◆ **Exercise instructions**
Set down the material below word for word, excluding the pictures.

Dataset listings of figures
══════════

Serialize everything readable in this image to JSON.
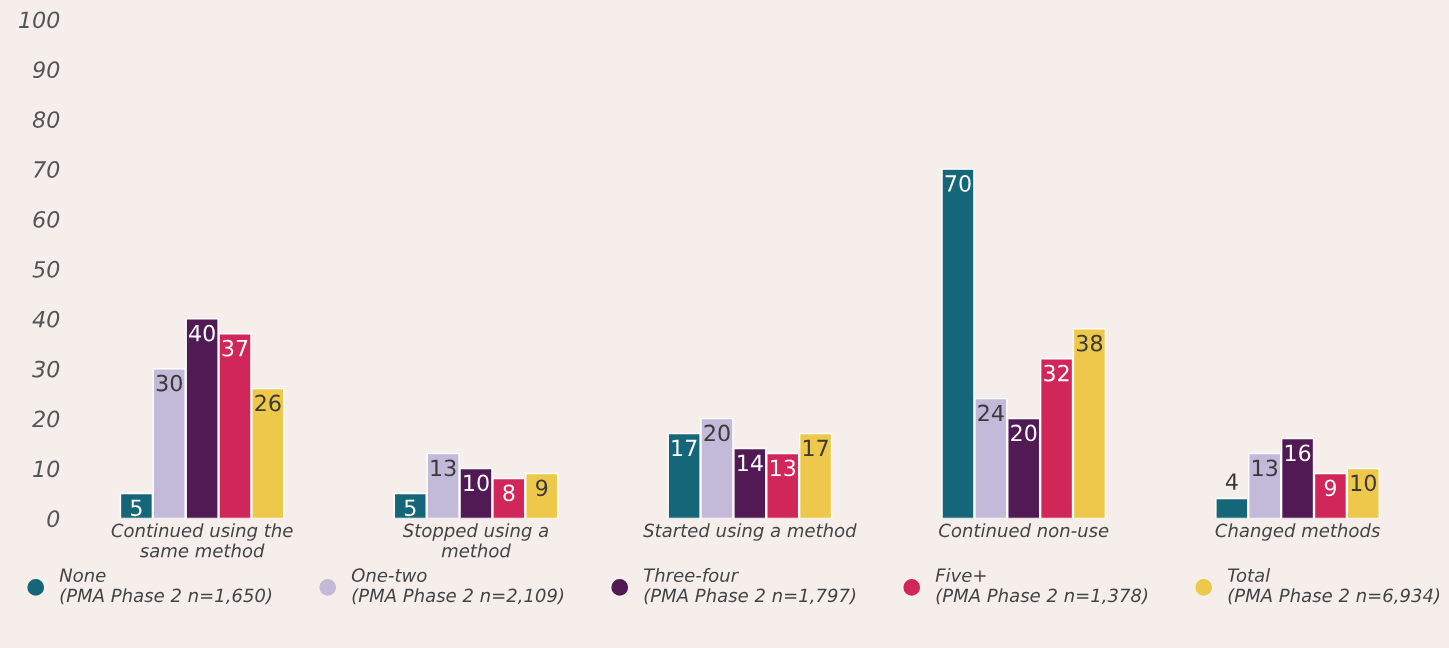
{
  "chart_data": {
    "type": "bar",
    "categories": [
      "Continued using the\nsame method",
      "Stopped using a\nmethod",
      "Started using a method",
      "Continued non-use",
      "Changed methods"
    ],
    "series": [
      {
        "name": "None\n(PMA Phase 2 n=1,650)",
        "color": "#16667a",
        "values": [
          5,
          5,
          17,
          70,
          4
        ]
      },
      {
        "name": "One-two\n(PMA Phase 2 n=2,109)",
        "color": "#c3b9d8",
        "values": [
          30,
          13,
          20,
          24,
          13
        ]
      },
      {
        "name": "Three-four\n(PMA Phase 2 n=1,797)",
        "color": "#521a55",
        "values": [
          40,
          10,
          14,
          20,
          16
        ]
      },
      {
        "name": "Five+\n(PMA Phase 2 n=1,378)",
        "color": "#d0265a",
        "values": [
          37,
          8,
          13,
          32,
          9
        ]
      },
      {
        "name": "Total\n(PMA Phase 2 n=6,934)",
        "color": "#edc84a",
        "values": [
          26,
          9,
          17,
          38,
          10
        ]
      }
    ],
    "ylim": [
      0,
      100
    ],
    "yticks": [
      0,
      10,
      20,
      30,
      40,
      50,
      60,
      70,
      80,
      90,
      100
    ],
    "data_labels": true,
    "grid": false,
    "legend": "bottom",
    "marker": "circle"
  }
}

══════════

◆ **Output of the task**
Serialize everything readable in this image to JSON.
{
  "chart_data": {
    "type": "bar",
    "categories": [
      "Continued using the\nsame method",
      "Stopped using a\nmethod",
      "Started using a method",
      "Continued non-use",
      "Changed methods"
    ],
    "series": [
      {
        "name": "None\n(PMA Phase 2 n=1,650)",
        "color": "#16667a",
        "values": [
          5,
          5,
          17,
          70,
          4
        ]
      },
      {
        "name": "One-two\n(PMA Phase 2 n=2,109)",
        "color": "#c3b9d8",
        "values": [
          30,
          13,
          20,
          24,
          13
        ]
      },
      {
        "name": "Three-four\n(PMA Phase 2 n=1,797)",
        "color": "#521a55",
        "values": [
          40,
          10,
          14,
          20,
          16
        ]
      },
      {
        "name": "Five+\n(PMA Phase 2 n=1,378)",
        "color": "#d0265a",
        "values": [
          37,
          8,
          13,
          32,
          9
        ]
      },
      {
        "name": "Total\n(PMA Phase 2 n=6,934)",
        "color": "#edc84a",
        "values": [
          26,
          9,
          17,
          38,
          10
        ]
      }
    ],
    "ylim": [
      0,
      100
    ],
    "yticks": [
      0,
      10,
      20,
      30,
      40,
      50,
      60,
      70,
      80,
      90,
      100
    ],
    "data_labels": true,
    "grid": false,
    "legend": "bottom",
    "marker": "circle"
  }
}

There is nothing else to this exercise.